# INSTRUCTIONS FOR THE TASK:
Copy each of the entries below faithfully, setting aside any pictures.

# RECORDS SHOWN:
= = = = = = =
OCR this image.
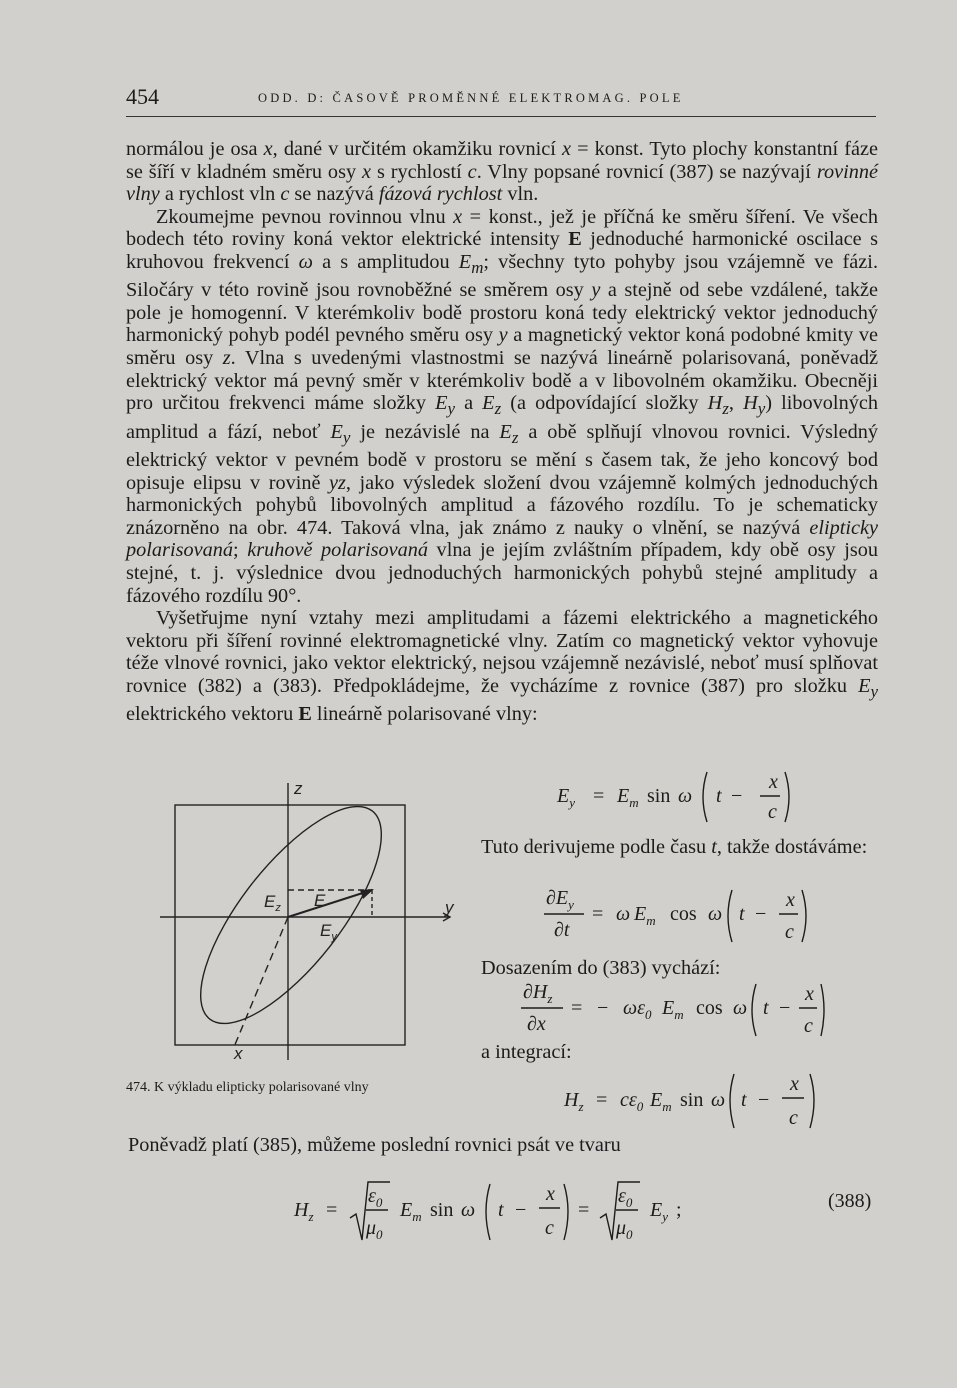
454	ODD. D: ČASOVĚ PROMĚNNÉ ELEKTROMAG. POLE

normálou je osa x, dané v určitém okamžiku rovnicí x = konst. Tyto plochy konstantní fáze se šíří v kladném směru osy x s rychlostí c. Vlny popsané rovnicí (387) se nazývají rovinné vlny a rychlost vln c se nazývá fázová rychlost vln.

Zkoumejme pevnou rovinnou vlnu x = konst., jež je příčná ke směru šíření. Ve všech bodech této roviny koná vektor elektrické intensity E jednoduché harmonické oscilace s kruhovou frekvencí ω a s amplitudou $E_m$; všechny tyto pohyby jsou vzájemně ve fázi. Siločáry v této rovině jsou rovnoběžné se směrem osy y a stejně od sebe vzdálené, takže pole je homogenní. V kterémkoliv bodě prostoru koná tedy elektrický vektor jednoduchý harmonický pohyb podél pevného směru osy y a magnetický vektor koná podobné kmity ve směru osy z. Vlna s uvedenými vlastnostmi se nazývá lineárně polarisovaná, poněvadž elektrický vektor má pevný směr v kterémkoliv bodě a v libovolném okamžiku. Obecněji pro určitou frekvenci máme složky $E_y$ a $E_z$ (a odpovídající složky $H_z$, $H_y$) libovolných amplitud a fází, neboť $E_y$ je nezávislé na $E_z$ a obě splňují vlnovou rovnici. Výsledný elektrický vektor v pevném bodě v prostoru se mění s časem tak, že jeho koncový bod opisuje elipsu v rovině yz, jako výsledek složení dvou vzájemně kolmých jednoduchých harmonických pohybů libovolných amplitud a fázového rozdílu. To je schematicky znázorněno na obr. 474. Taková vlna, jak známo z nauky o vlnění, se nazývá elipticky polarisovaná; kruhově polarisovaná vlna je jejím zvláštním případem, kdy obě osy jsou stejné, t. j. výslednice dvou jednoduchých harmonických pohybů stejné amplitudy a fázového rozdílu 90°.

Vyšetřujme nyní vztahy mezi amplitudami a fázemi elektrického a magnetického vektoru při šíření rovinné elektromagnetické vlny. Zatím co magnetický vektor vyhovuje téže vlnové rovnici, jako vektor elektrický, nejsou vzájemně nezávislé, neboť musí splňovat rovnice (382) a (383). Předpokládejme, že vycházíme z rovnice (387) pro složku $E_y$ elektrického vektoru E lineárně polarisované vlny:

z
y
x
$E_z$ E
$E_y$
474. K výkladu elipticky polarisované vlny
$E_y = E_m$ sin ω t −
x
c
Tuto derivujeme podle času t, takže dostáváme:
$\partial E_y$
∂t
= ω $E_m$ cos ω t −
x
c
Dosazením do (383) vychází:
$\partial H_z$
∂x
= − $\omega\varepsilon_0$ $E_m$ cos ω t −
x
c
a integrací:
$H_z = c\varepsilon_0$ $E_m$ sin ω t −
x
c
Poněvadž platí (385), můžeme poslední rovnici psát ve tvaru
$H_z$ =
$\varepsilon_0$
$\mu_0$
$E_m$ sin ω t −
x
c
=
$\varepsilon_0$
$\mu_0$
$E_y$ ;	(388)
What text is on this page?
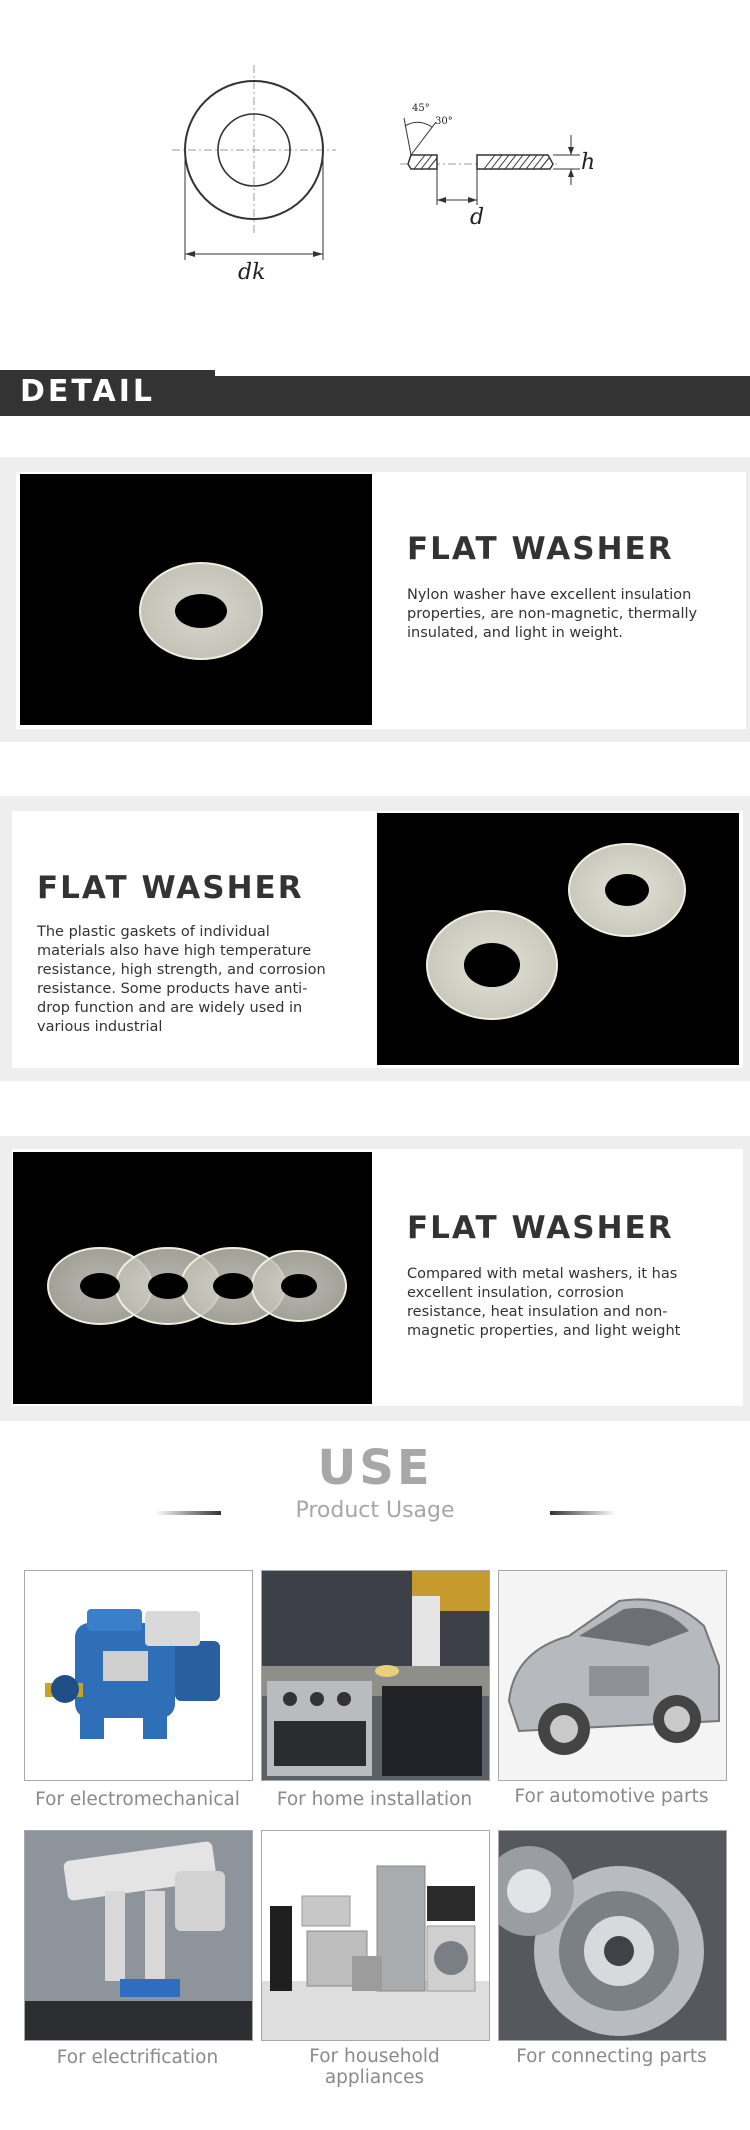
dk
d
h
45°
30°
DETAIL
FLAT WASHER
Nylon washer have excellent insulation properties, are non-magnetic, thermally insulated, and light in weight.
FLAT WASHER
The plastic gaskets of individual materials also have high temperature resistance, high strength, and corrosion resistance. Some products have anti-drop function and are widely used in various industrial
FLAT WASHER
Compared with metal washers, it has excellent insulation, corrosion resistance, heat insulation and non-magnetic properties, and light weight
USE
Product Usage
For electromechanical	For home installation	For automotive parts
For electrification	For household appliances
For connecting parts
= = = = = = =
# WRITTEN SOLUTION:
OCR this image.
454	ODD. D: ČASOVĚ PROMĚNNÉ ELEKTROMAG. POLE

normálou je osa x, dané v určitém okamžiku rovnicí x = konst. Tyto plochy konstantní fáze se šíří v kladném směru osy x s rychlostí c. Vlny popsané rovnicí (387) se nazývají rovinné vlny a rychlost vln c se nazývá fázová rychlost vln.

Zkoumejme pevnou rovinnou vlnu x = konst., jež je příčná ke směru šíření. Ve všech bodech této roviny koná vektor elektrické intensity E jednoduché harmonické oscilace s kruhovou frekvencí ω a s amplitudou $E_m$; všechny tyto pohyby jsou vzájemně ve fázi. Siločáry v této rovině jsou rovnoběžné se směrem osy y a stejně od sebe vzdálené, takže pole je homogenní. V kterémkoliv bodě prostoru koná tedy elektrický vektor jednoduchý harmonický pohyb podél pevného směru osy y a magnetický vektor koná podobné kmity ve směru osy z. Vlna s uvedenými vlastnostmi se nazývá lineárně polarisovaná, poněvadž elektrický vektor má pevný směr v kterémkoliv bodě a v libovolném okamžiku. Obecněji pro určitou frekvenci máme složky $E_y$ a $E_z$ (a odpovídající složky $H_z$, $H_y$) libovolných amplitud a fází, neboť $E_y$ je nezávislé na $E_z$ a obě splňují vlnovou rovnici. Výsledný elektrický vektor v pevném bodě v prostoru se mění s časem tak, že jeho koncový bod opisuje elipsu v rovině yz, jako výsledek složení dvou vzájemně kolmých jednoduchých harmonických pohybů libovolných amplitud a fázového rozdílu. To je schematicky znázorněno na obr. 474. Taková vlna, jak známo z nauky o vlnění, se nazývá elipticky polarisovaná; kruhově polarisovaná vlna je jejím zvláštním případem, kdy obě osy jsou stejné, t. j. výslednice dvou jednoduchých harmonických pohybů stejné amplitudy a fázového rozdílu 90°.

Vyšetřujme nyní vztahy mezi amplitudami a fázemi elektrického a magnetického vektoru při šíření rovinné elektromagnetické vlny. Zatím co magnetický vektor vyhovuje téže vlnové rovnici, jako vektor elektrický, nejsou vzájemně nezávislé, neboť musí splňovat rovnice (382) a (383). Předpokládejme, že vycházíme z rovnice (387) pro složku $E_y$ elektrického vektoru E lineárně polarisované vlny:

z
y
x
$E_z$ E
$E_y$
474. K výkladu elipticky polarisované vlny
$E_y = E_m$ sin ω t −
x
c
Tuto derivujeme podle času t, takže dostáváme:
$\partial E_y$
∂t
= ω $E_m$ cos ω t −
x
c
Dosazením do (383) vychází:
$\partial H_z$
∂x
= − $\omega\varepsilon_0$ $E_m$ cos ω t −
x
c
a integrací:
$H_z = c\varepsilon_0$ $E_m$ sin ω t −
x
c
Poněvadž platí (385), můžeme poslední rovnici psát ve tvaru
$H_z$ =
$\varepsilon_0$
$\mu_0$
$E_m$ sin ω t −
x
c
=
$\varepsilon_0$
$\mu_0$
$E_y$ ;	(388)
What text is on this page?
dk
d
h
45°
30°
DETAIL
FLAT WASHER
Nylon washer have excellent insulation properties, are non-magnetic, thermally insulated, and light in weight.
FLAT WASHER
The plastic gaskets of individual materials also have high temperature resistance, high strength, and corrosion resistance. Some products have anti-drop function and are widely used in various industrial
FLAT WASHER
Compared with metal washers, it has excellent insulation, corrosion resistance, heat insulation and non-magnetic properties, and light weight
USE
Product Usage
For electromechanical	For home installation	For automotive parts
For electrification	For household appliances
For connecting parts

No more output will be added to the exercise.